**Directive:** Repeat, without any change, the entries presented below.

**Source data:**
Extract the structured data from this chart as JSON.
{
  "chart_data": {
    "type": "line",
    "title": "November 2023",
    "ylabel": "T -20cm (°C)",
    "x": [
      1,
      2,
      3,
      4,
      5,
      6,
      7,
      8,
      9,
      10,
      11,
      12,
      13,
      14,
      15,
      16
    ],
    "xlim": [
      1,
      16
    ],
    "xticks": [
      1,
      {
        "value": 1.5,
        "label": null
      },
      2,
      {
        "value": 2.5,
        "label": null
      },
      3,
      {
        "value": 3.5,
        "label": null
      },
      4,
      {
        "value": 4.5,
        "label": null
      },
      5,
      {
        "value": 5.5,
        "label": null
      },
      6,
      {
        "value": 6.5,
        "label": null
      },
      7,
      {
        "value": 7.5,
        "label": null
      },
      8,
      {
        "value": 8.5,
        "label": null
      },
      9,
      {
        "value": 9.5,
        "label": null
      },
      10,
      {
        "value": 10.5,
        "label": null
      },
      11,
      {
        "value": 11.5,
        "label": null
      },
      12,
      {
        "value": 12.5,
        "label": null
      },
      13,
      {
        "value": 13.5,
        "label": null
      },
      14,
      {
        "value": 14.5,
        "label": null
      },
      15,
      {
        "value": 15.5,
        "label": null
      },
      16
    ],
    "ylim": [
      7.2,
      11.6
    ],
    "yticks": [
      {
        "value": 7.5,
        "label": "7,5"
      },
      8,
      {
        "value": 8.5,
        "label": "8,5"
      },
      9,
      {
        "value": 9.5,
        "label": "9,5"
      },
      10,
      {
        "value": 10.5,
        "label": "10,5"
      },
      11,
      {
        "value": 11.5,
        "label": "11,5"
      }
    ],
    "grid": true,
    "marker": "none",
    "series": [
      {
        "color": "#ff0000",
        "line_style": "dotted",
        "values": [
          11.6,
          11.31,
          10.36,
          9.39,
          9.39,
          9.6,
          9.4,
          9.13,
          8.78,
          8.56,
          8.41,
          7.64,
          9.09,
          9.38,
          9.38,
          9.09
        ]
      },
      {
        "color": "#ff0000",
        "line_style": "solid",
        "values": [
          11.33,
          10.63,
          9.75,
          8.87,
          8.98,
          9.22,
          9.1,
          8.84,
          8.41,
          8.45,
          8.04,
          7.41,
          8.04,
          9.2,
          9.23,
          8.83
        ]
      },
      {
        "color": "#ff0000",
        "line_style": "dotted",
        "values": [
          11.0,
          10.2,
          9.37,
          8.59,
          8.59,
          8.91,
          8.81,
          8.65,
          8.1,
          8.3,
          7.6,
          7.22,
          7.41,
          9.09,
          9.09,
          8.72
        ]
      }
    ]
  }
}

**Full answer:**
Extract the structured data from this chart as JSON.
{
  "chart_data": {
    "type": "line",
    "title": "November 2023",
    "ylabel": "T -20cm (°C)",
    "x": [
      1,
      2,
      3,
      4,
      5,
      6,
      7,
      8,
      9,
      10,
      11,
      12,
      13,
      14,
      15,
      16
    ],
    "xlim": [
      1,
      16
    ],
    "xticks": [
      1,
      {
        "value": 1.5,
        "label": null
      },
      2,
      {
        "value": 2.5,
        "label": null
      },
      3,
      {
        "value": 3.5,
        "label": null
      },
      4,
      {
        "value": 4.5,
        "label": null
      },
      5,
      {
        "value": 5.5,
        "label": null
      },
      6,
      {
        "value": 6.5,
        "label": null
      },
      7,
      {
        "value": 7.5,
        "label": null
      },
      8,
      {
        "value": 8.5,
        "label": null
      },
      9,
      {
        "value": 9.5,
        "label": null
      },
      10,
      {
        "value": 10.5,
        "label": null
      },
      11,
      {
        "value": 11.5,
        "label": null
      },
      12,
      {
        "value": 12.5,
        "label": null
      },
      13,
      {
        "value": 13.5,
        "label": null
      },
      14,
      {
        "value": 14.5,
        "label": null
      },
      15,
      {
        "value": 15.5,
        "label": null
      },
      16
    ],
    "ylim": [
      7.2,
      11.6
    ],
    "yticks": [
      {
        "value": 7.5,
        "label": "7,5"
      },
      8,
      {
        "value": 8.5,
        "label": "8,5"
      },
      9,
      {
        "value": 9.5,
        "label": "9,5"
      },
      10,
      {
        "value": 10.5,
        "label": "10,5"
      },
      11,
      {
        "value": 11.5,
        "label": "11,5"
      }
    ],
    "grid": true,
    "marker": "none",
    "series": [
      {
        "color": "#ff0000",
        "line_style": "dotted",
        "values": [
          11.6,
          11.31,
          10.36,
          9.39,
          9.39,
          9.6,
          9.4,
          9.13,
          8.78,
          8.56,
          8.41,
          7.64,
          9.09,
          9.38,
          9.38,
          9.09
        ]
      },
      {
        "color": "#ff0000",
        "line_style": "solid",
        "values": [
          11.33,
          10.63,
          9.75,
          8.87,
          8.98,
          9.22,
          9.1,
          8.84,
          8.41,
          8.45,
          8.04,
          7.41,
          8.04,
          9.2,
          9.23,
          8.83
        ]
      },
      {
        "color": "#ff0000",
        "line_style": "dotted",
        "values": [
          11.0,
          10.2,
          9.37,
          8.59,
          8.59,
          8.91,
          8.81,
          8.65,
          8.1,
          8.3,
          7.6,
          7.22,
          7.41,
          9.09,
          9.09,
          8.72
        ]
      }
    ]
  }
}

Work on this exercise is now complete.